§ **EXERCISE DESCRIPTION**
Reproduce the listing below in its entirety. Change nothing.

** START OF RECORDS FOR THIS EXERCISE **

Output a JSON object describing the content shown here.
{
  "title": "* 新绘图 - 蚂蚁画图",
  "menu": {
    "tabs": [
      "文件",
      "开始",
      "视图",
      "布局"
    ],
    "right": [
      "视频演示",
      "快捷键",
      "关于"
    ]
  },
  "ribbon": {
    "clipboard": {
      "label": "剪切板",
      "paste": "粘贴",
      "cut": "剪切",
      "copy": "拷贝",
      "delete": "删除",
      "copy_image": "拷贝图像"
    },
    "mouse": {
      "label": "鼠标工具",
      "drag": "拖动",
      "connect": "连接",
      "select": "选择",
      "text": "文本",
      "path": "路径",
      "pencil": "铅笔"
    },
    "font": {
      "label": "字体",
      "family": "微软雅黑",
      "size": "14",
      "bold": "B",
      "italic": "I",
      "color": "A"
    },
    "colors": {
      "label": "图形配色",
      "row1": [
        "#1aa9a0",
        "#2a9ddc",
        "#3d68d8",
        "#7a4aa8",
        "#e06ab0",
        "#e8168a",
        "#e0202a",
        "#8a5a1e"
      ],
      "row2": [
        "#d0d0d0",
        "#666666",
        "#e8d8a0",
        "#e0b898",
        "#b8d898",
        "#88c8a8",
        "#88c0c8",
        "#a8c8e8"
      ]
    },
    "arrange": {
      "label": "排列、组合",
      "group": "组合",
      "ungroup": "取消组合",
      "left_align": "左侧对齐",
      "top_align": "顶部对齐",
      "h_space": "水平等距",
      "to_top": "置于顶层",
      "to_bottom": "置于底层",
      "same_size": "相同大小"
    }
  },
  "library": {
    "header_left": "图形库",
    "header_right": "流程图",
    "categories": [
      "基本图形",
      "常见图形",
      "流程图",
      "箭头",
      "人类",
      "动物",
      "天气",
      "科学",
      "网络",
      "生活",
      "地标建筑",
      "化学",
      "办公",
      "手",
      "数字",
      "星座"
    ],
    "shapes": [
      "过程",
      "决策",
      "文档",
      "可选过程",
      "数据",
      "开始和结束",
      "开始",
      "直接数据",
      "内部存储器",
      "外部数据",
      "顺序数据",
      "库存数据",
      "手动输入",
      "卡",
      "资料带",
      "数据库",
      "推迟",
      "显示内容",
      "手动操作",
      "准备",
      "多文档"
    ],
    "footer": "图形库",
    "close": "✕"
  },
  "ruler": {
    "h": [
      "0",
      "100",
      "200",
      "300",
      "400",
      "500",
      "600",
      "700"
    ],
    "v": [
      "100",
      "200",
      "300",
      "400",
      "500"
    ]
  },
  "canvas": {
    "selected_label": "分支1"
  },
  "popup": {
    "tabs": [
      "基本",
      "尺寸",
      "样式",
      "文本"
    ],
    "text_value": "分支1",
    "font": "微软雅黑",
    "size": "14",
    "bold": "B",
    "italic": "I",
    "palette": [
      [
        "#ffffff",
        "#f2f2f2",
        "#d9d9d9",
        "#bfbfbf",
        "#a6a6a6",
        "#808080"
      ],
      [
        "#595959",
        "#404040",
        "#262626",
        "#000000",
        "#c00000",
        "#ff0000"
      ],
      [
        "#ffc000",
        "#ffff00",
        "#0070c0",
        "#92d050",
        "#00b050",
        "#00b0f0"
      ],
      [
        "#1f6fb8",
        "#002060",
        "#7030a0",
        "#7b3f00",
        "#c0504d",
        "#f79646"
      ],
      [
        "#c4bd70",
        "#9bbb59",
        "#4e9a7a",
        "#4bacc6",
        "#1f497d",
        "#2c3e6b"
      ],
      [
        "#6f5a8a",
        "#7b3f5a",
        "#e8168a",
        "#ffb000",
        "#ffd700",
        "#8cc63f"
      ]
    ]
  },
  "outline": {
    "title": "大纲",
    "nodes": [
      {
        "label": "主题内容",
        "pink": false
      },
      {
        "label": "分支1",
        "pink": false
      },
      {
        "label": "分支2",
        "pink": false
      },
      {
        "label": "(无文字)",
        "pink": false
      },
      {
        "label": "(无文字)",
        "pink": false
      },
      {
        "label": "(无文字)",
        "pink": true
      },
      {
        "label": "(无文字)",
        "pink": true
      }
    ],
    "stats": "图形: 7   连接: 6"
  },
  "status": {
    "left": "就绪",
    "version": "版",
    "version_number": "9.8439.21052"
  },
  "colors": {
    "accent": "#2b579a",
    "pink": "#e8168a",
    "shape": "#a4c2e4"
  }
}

** END OF RECORDS FOR THIS EXERCISE **

§ **SOLUTION FOR THIS EXERCISE**
Output a JSON object describing the content shown here.
{
  "title": "* 新绘图 - 蚂蚁画图",
  "menu": {
    "tabs": [
      "文件",
      "开始",
      "视图",
      "布局"
    ],
    "right": [
      "视频演示",
      "快捷键",
      "关于"
    ]
  },
  "ribbon": {
    "clipboard": {
      "label": "剪切板",
      "paste": "粘贴",
      "cut": "剪切",
      "copy": "拷贝",
      "delete": "删除",
      "copy_image": "拷贝图像"
    },
    "mouse": {
      "label": "鼠标工具",
      "drag": "拖动",
      "connect": "连接",
      "select": "选择",
      "text": "文本",
      "path": "路径",
      "pencil": "铅笔"
    },
    "font": {
      "label": "字体",
      "family": "微软雅黑",
      "size": "14",
      "bold": "B",
      "italic": "I",
      "color": "A"
    },
    "colors": {
      "label": "图形配色",
      "row1": [
        "#1aa9a0",
        "#2a9ddc",
        "#3d68d8",
        "#7a4aa8",
        "#e06ab0",
        "#e8168a",
        "#e0202a",
        "#8a5a1e"
      ],
      "row2": [
        "#d0d0d0",
        "#666666",
        "#e8d8a0",
        "#e0b898",
        "#b8d898",
        "#88c8a8",
        "#88c0c8",
        "#a8c8e8"
      ]
    },
    "arrange": {
      "label": "排列、组合",
      "group": "组合",
      "ungroup": "取消组合",
      "left_align": "左侧对齐",
      "top_align": "顶部对齐",
      "h_space": "水平等距",
      "to_top": "置于顶层",
      "to_bottom": "置于底层",
      "same_size": "相同大小"
    }
  },
  "library": {
    "header_left": "图形库",
    "header_right": "流程图",
    "categories": [
      "基本图形",
      "常见图形",
      "流程图",
      "箭头",
      "人类",
      "动物",
      "天气",
      "科学",
      "网络",
      "生活",
      "地标建筑",
      "化学",
      "办公",
      "手",
      "数字",
      "星座"
    ],
    "shapes": [
      "过程",
      "决策",
      "文档",
      "可选过程",
      "数据",
      "开始和结束",
      "开始",
      "直接数据",
      "内部存储器",
      "外部数据",
      "顺序数据",
      "库存数据",
      "手动输入",
      "卡",
      "资料带",
      "数据库",
      "推迟",
      "显示内容",
      "手动操作",
      "准备",
      "多文档"
    ],
    "footer": "图形库",
    "close": "✕"
  },
  "ruler": {
    "h": [
      "0",
      "100",
      "200",
      "300",
      "400",
      "500",
      "600",
      "700"
    ],
    "v": [
      "100",
      "200",
      "300",
      "400",
      "500"
    ]
  },
  "canvas": {
    "selected_label": "分支1"
  },
  "popup": {
    "tabs": [
      "基本",
      "尺寸",
      "样式",
      "文本"
    ],
    "text_value": "分支1",
    "font": "微软雅黑",
    "size": "14",
    "bold": "B",
    "italic": "I",
    "palette": [
      [
        "#ffffff",
        "#f2f2f2",
        "#d9d9d9",
        "#bfbfbf",
        "#a6a6a6",
        "#808080"
      ],
      [
        "#595959",
        "#404040",
        "#262626",
        "#000000",
        "#c00000",
        "#ff0000"
      ],
      [
        "#ffc000",
        "#ffff00",
        "#0070c0",
        "#92d050",
        "#00b050",
        "#00b0f0"
      ],
      [
        "#1f6fb8",
        "#002060",
        "#7030a0",
        "#7b3f00",
        "#c0504d",
        "#f79646"
      ],
      [
        "#c4bd70",
        "#9bbb59",
        "#4e9a7a",
        "#4bacc6",
        "#1f497d",
        "#2c3e6b"
      ],
      [
        "#6f5a8a",
        "#7b3f5a",
        "#e8168a",
        "#ffb000",
        "#ffd700",
        "#8cc63f"
      ]
    ]
  },
  "outline": {
    "title": "大纲",
    "nodes": [
      {
        "label": "主题内容",
        "pink": false
      },
      {
        "label": "分支1",
        "pink": false
      },
      {
        "label": "分支2",
        "pink": false
      },
      {
        "label": "(无文字)",
        "pink": false
      },
      {
        "label": "(无文字)",
        "pink": false
      },
      {
        "label": "(无文字)",
        "pink": true
      },
      {
        "label": "(无文字)",
        "pink": true
      }
    ],
    "stats": "图形: 7   连接: 6"
  },
  "status": {
    "left": "就绪",
    "version": "版",
    "version_number": "9.8439.21052"
  },
  "colors": {
    "accent": "#2b579a",
    "pink": "#e8168a",
    "shape": "#a4c2e4"
  }
}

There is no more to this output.